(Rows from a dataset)
----------------------------------------
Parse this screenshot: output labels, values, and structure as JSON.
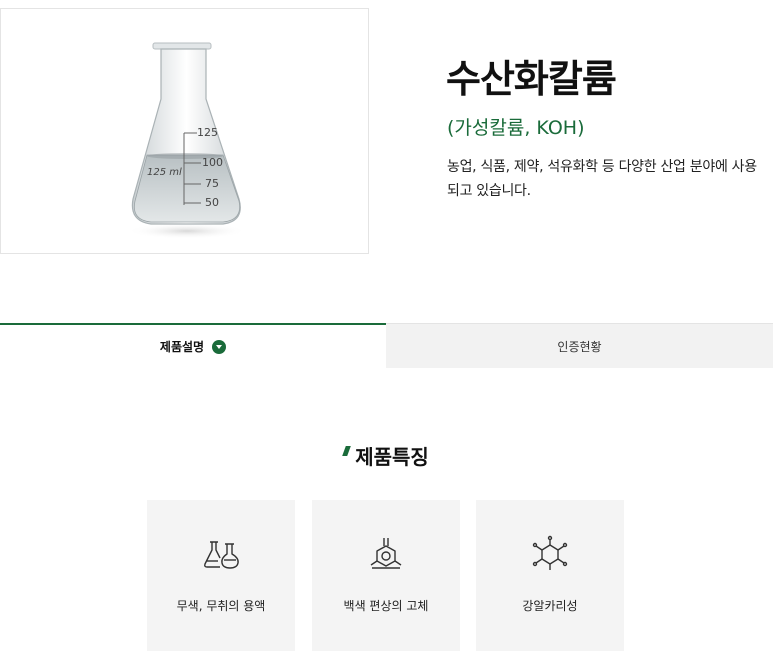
{
  "product": {
    "title": "수산화칼륨",
    "subtitle": "(가성칼륨, KOH)",
    "description": "농업, 식품, 제약, 석유화학 등 다양한 산업 분야에 사용되고 있습니다."
  },
  "image": {
    "alt": "flask-photo",
    "flask_labels": [
      "125",
      "125 ml",
      "100",
      "75",
      "50"
    ]
  },
  "tabs": [
    {
      "label": "제품설명",
      "active": true
    },
    {
      "label": "인증현황",
      "active": false
    }
  ],
  "features": {
    "title": "제품특징",
    "items": [
      {
        "label": "무색, 무취의 용액",
        "icon": "flasks-icon"
      },
      {
        "label": "백색 편상의 고체",
        "icon": "molecule-flask-icon"
      },
      {
        "label": "강알카리성",
        "icon": "hexagon-molecule-icon"
      }
    ]
  },
  "colors": {
    "accent": "#1a6b3a",
    "card_bg": "#f4f4f4",
    "tab_inactive_bg": "#f2f2f2"
  }
}
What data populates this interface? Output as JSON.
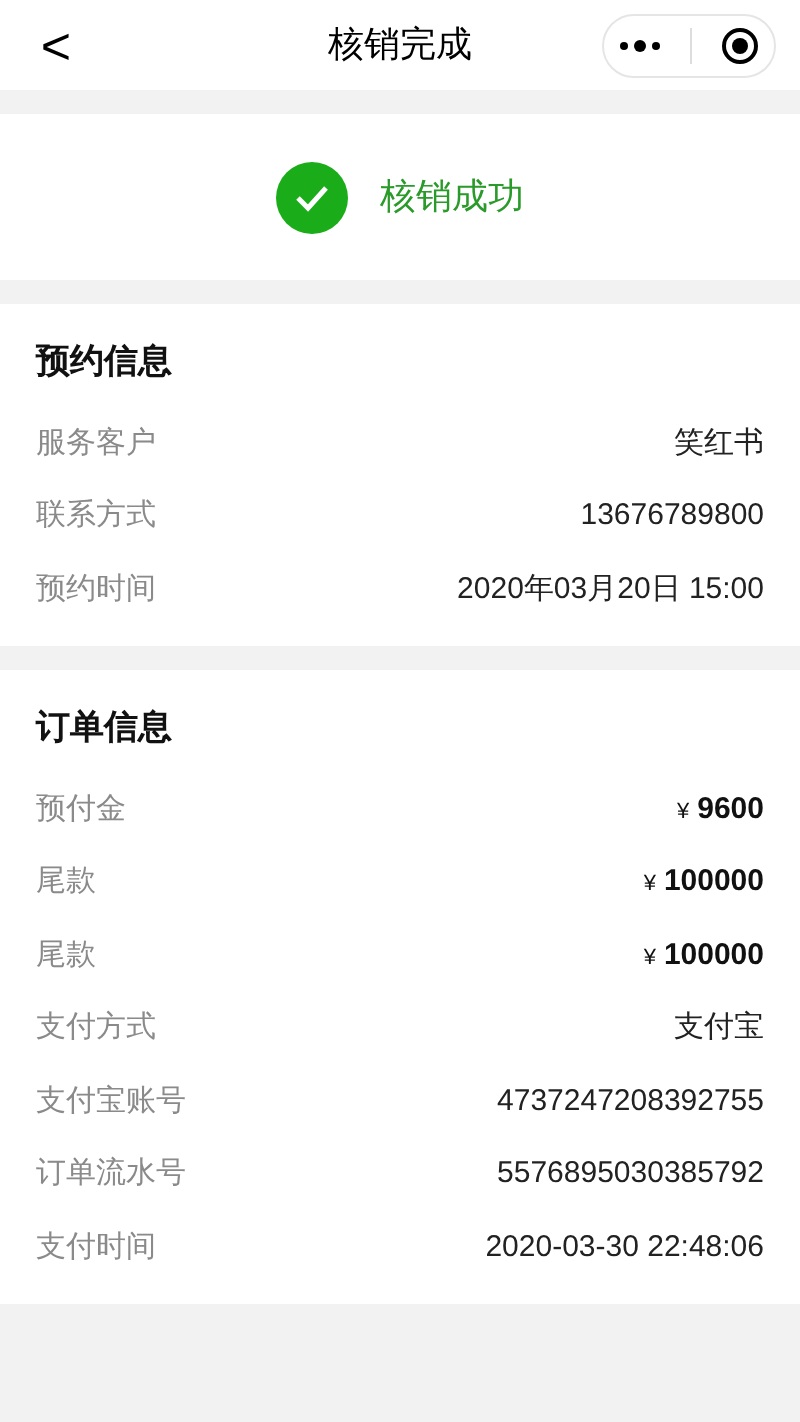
{
  "header": {
    "back": "<",
    "title": "核销完成"
  },
  "status": {
    "text": "核销成功"
  },
  "sections": [
    {
      "title": "预约信息",
      "rows": [
        {
          "kind": "text",
          "label": "服务客户",
          "value": "笑红书"
        },
        {
          "kind": "text",
          "label": "联系方式",
          "value": "13676789800"
        },
        {
          "kind": "text",
          "label": "预约时间",
          "value": "2020年03月20日 15:00"
        }
      ]
    },
    {
      "title": "订单信息",
      "rows": [
        {
          "kind": "amount",
          "label": "预付金",
          "currency": "¥",
          "value": "9600"
        },
        {
          "kind": "amount",
          "label": "尾款",
          "currency": "¥",
          "value": "100000"
        },
        {
          "kind": "amount",
          "label": "尾款",
          "currency": "¥",
          "value": "100000"
        },
        {
          "kind": "text",
          "label": "支付方式",
          "value": "支付宝"
        },
        {
          "kind": "text",
          "label": "支付宝账号",
          "value": "4737247208392755"
        },
        {
          "kind": "text",
          "label": "订单流水号",
          "value": "5576895030385792"
        },
        {
          "kind": "text",
          "label": "支付时间",
          "value": "2020-03-30 22:48:06"
        }
      ]
    }
  ]
}
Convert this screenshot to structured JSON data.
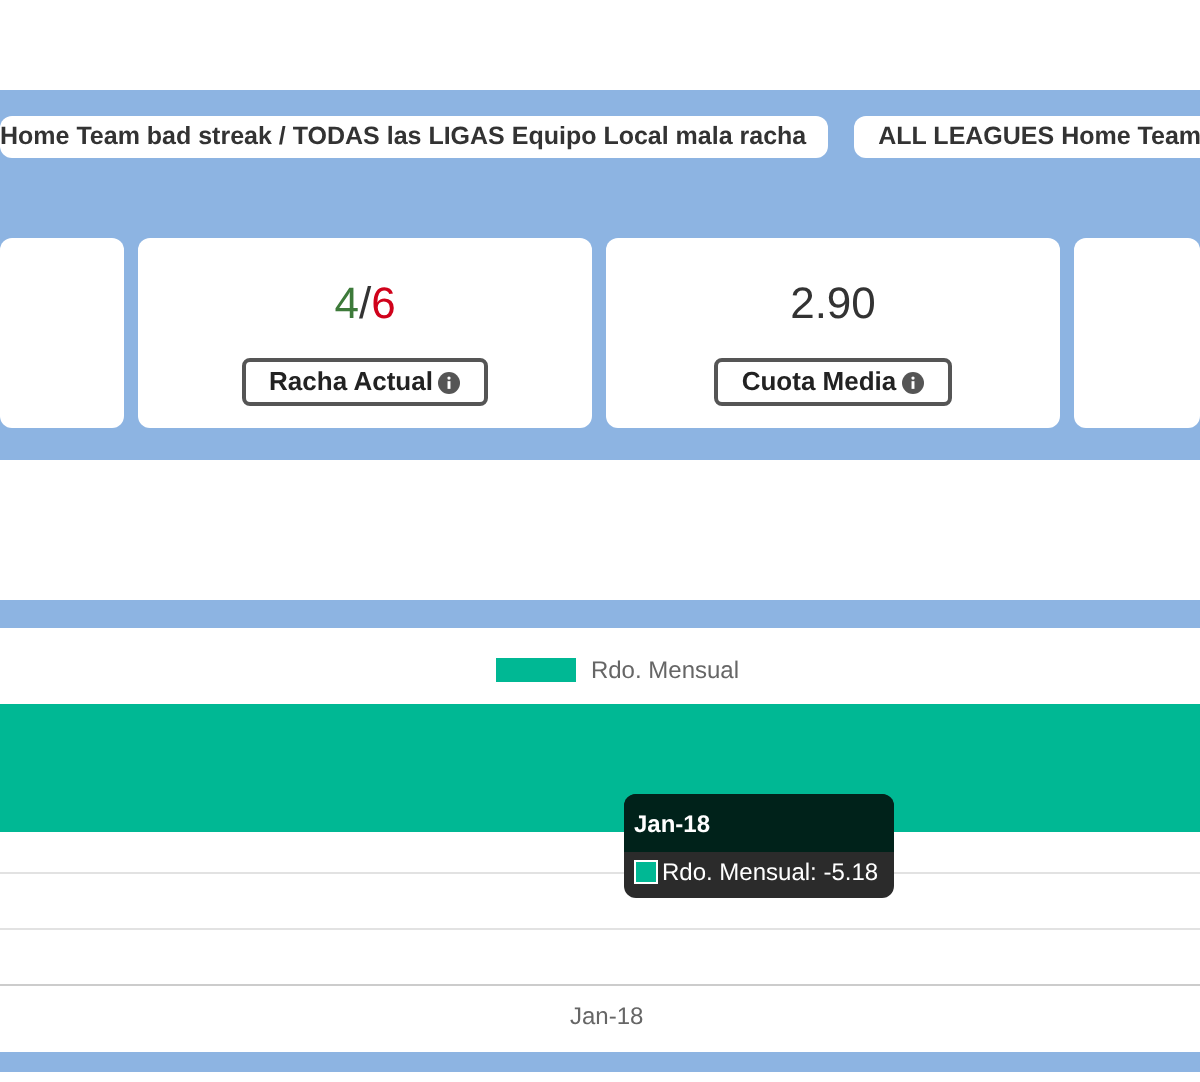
{
  "tabs": [
    {
      "label": "Home Team bad streak / TODAS las LIGAS Equipo Local mala racha"
    },
    {
      "label": "ALL LEAGUES Home Team"
    }
  ],
  "cards": [
    {
      "kind": "empty"
    },
    {
      "kind": "streak",
      "wins": "4",
      "separator": "/",
      "total": "6",
      "label": "Racha Actual"
    },
    {
      "kind": "value",
      "value": "2.90",
      "label": "Cuota Media"
    },
    {
      "kind": "empty"
    }
  ],
  "chart": {
    "legend": "Rdo. Mensual",
    "x_label": "Jan-18",
    "tooltip": {
      "title": "Jan-18",
      "text": "Rdo. Mensual: -5.18"
    }
  }
}
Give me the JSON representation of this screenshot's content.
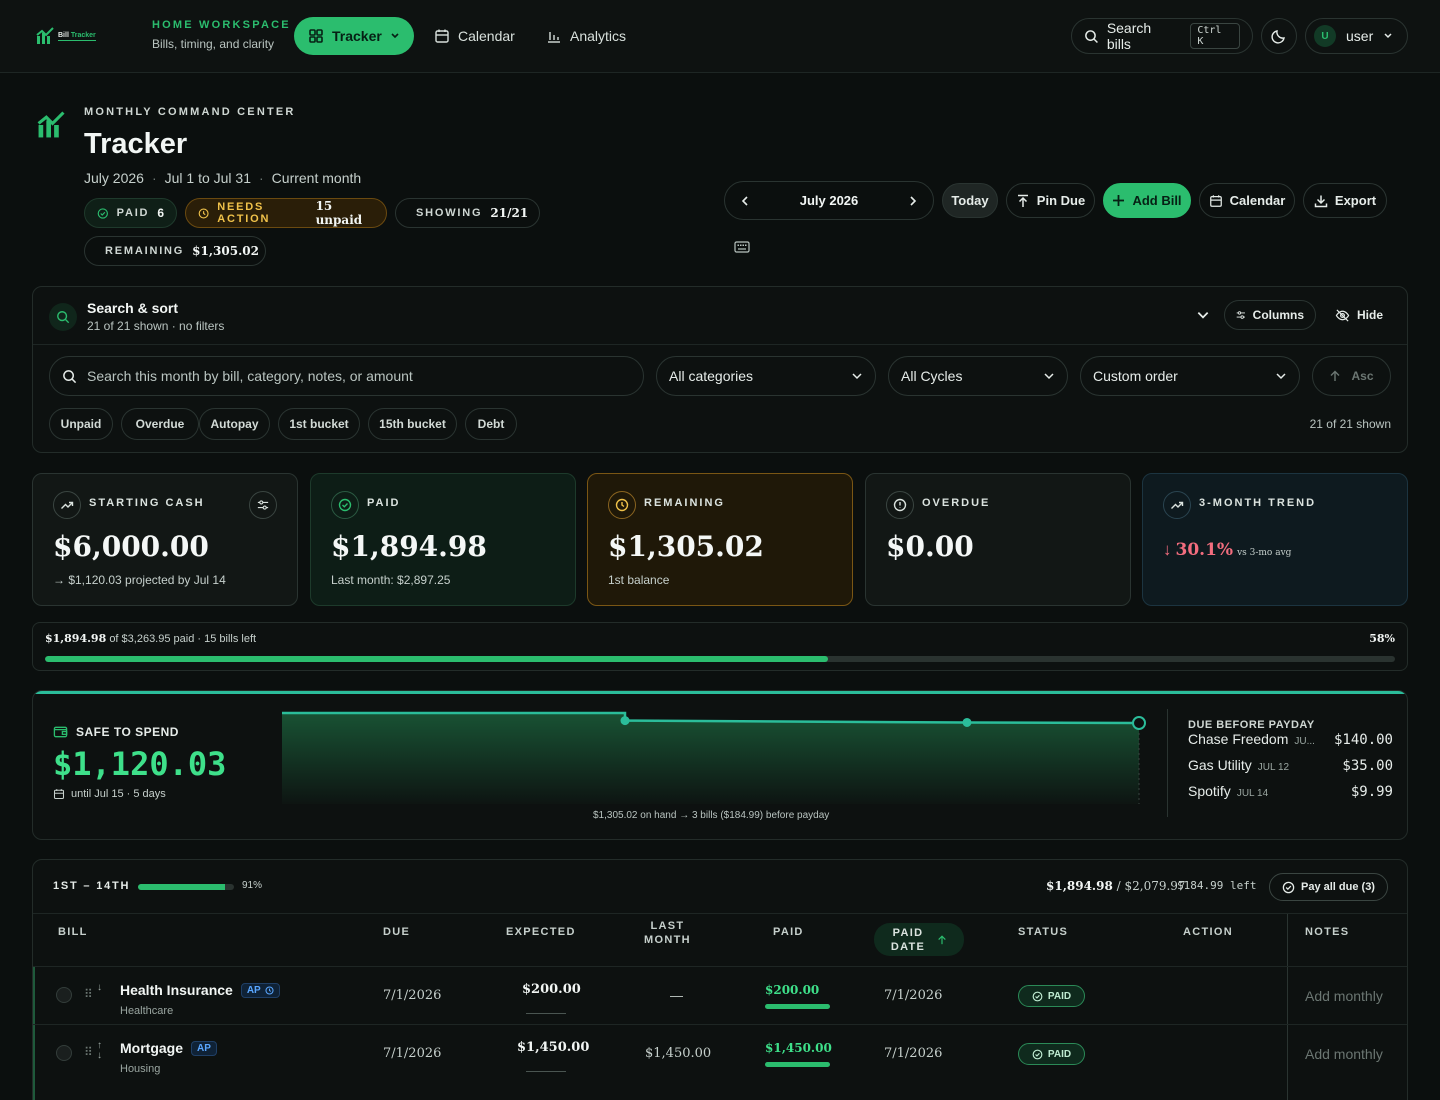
----------------------------------------
» Given problem
Output, exactly, all the records above; include no pictures.

» Solution to this problem
Parse this screenshot: output labels, values, and structure as JSON.
{
  "product": {
    "title": "수산화칼륨",
    "subtitle": "(가성칼륨, KOH)",
    "description": "농업, 식품, 제약, 석유화학 등 다양한 산업 분야에 사용되고 있습니다."
  },
  "image": {
    "alt": "flask-photo",
    "flask_labels": [
      "125",
      "125 ml",
      "100",
      "75",
      "50"
    ]
  },
  "tabs": [
    {
      "label": "제품설명",
      "active": true
    },
    {
      "label": "인증현황",
      "active": false
    }
  ],
  "features": {
    "title": "제품특징",
    "items": [
      {
        "label": "무색, 무취의 용액",
        "icon": "flasks-icon"
      },
      {
        "label": "백색 편상의 고체",
        "icon": "molecule-flask-icon"
      },
      {
        "label": "강알카리성",
        "icon": "hexagon-molecule-icon"
      }
    ]
  },
  "colors": {
    "accent": "#1a6b3a",
    "card_bg": "#f4f4f4",
    "tab_inactive_bg": "#f2f2f2"
  }
}
What data populates this interface? Output as JSON.
{
  "header": {
    "back": "<",
    "title": "核销完成"
  },
  "status": {
    "text": "核销成功"
  },
  "sections": [
    {
      "title": "预约信息",
      "rows": [
        {
          "kind": "text",
          "label": "服务客户",
          "value": "笑红书"
        },
        {
          "kind": "text",
          "label": "联系方式",
          "value": "13676789800"
        },
        {
          "kind": "text",
          "label": "预约时间",
          "value": "2020年03月20日 15:00"
        }
      ]
    },
    {
      "title": "订单信息",
      "rows": [
        {
          "kind": "amount",
          "label": "预付金",
          "currency": "¥",
          "value": "9600"
        },
        {
          "kind": "amount",
          "label": "尾款",
          "currency": "¥",
          "value": "100000"
        },
        {
          "kind": "amount",
          "label": "尾款",
          "currency": "¥",
          "value": "100000"
        },
        {
          "kind": "text",
          "label": "支付方式",
          "value": "支付宝"
        },
        {
          "kind": "text",
          "label": "支付宝账号",
          "value": "4737247208392755"
        },
        {
          "kind": "text",
          "label": "订单流水号",
          "value": "5576895030385792"
        },
        {
          "kind": "text",
          "label": "支付时间",
          "value": "2020-03-30 22:48:06"
        }
      ]
    }
  ]
}
Convert this screenshot to structured JSON data.
{
  "tabs": [
    {
      "label": "Home Team bad streak / TODAS las LIGAS Equipo Local mala racha"
    },
    {
      "label": "ALL LEAGUES Home Team"
    }
  ],
  "cards": [
    {
      "kind": "empty"
    },
    {
      "kind": "streak",
      "wins": "4",
      "separator": "/",
      "total": "6",
      "label": "Racha Actual"
    },
    {
      "kind": "value",
      "value": "2.90",
      "label": "Cuota Media"
    },
    {
      "kind": "empty"
    }
  ],
  "chart": {
    "legend": "Rdo. Mensual",
    "x_label": "Jan-18",
    "tooltip": {
      "title": "Jan-18",
      "text": "Rdo. Mensual: -5.18"
    }
  }
}
Give me the JSON representation of this screenshot's content.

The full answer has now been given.